Stated goal: Locate and copy each line in the data that contains the word "Eventi".

>> Start Dataset

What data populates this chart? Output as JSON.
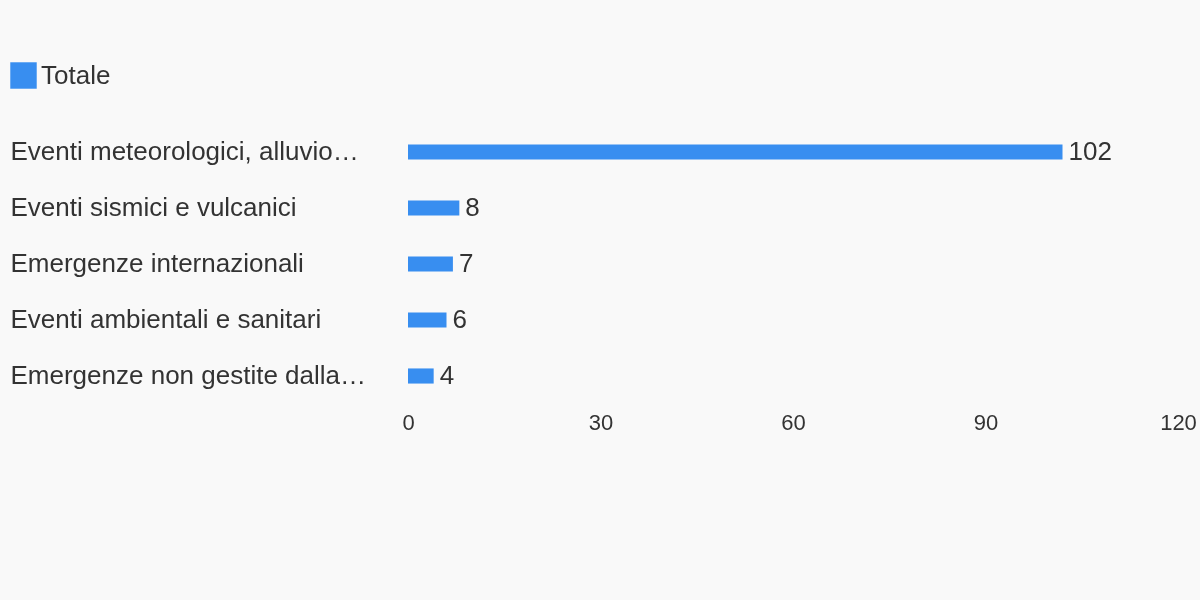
{
  "chart_data": {
    "type": "bar",
    "orientation": "horizontal",
    "categories": [
      "Eventi meteorologici, alluvio…",
      "Eventi sismici e vulcanici",
      "Emergenze internazionali",
      "Eventi ambientali e sanitari",
      "Emergenze non gestite dalla…"
    ],
    "series": [
      {
        "name": "Totale",
        "color": "#388ef0",
        "values": [
          102,
          8,
          7,
          6,
          4
        ]
      }
    ],
    "xlim": [
      0,
      120
    ],
    "xticks": [
      0,
      30,
      60,
      90,
      120
    ],
    "data_labels": true,
    "legend": "top left",
    "grid": false
  }
}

>> End Dataset

Reply to the exercise:
      "Eventi meteorologici, alluvio…",
      "Eventi sismici e vulcanici",
      "Eventi ambientali e sanitari",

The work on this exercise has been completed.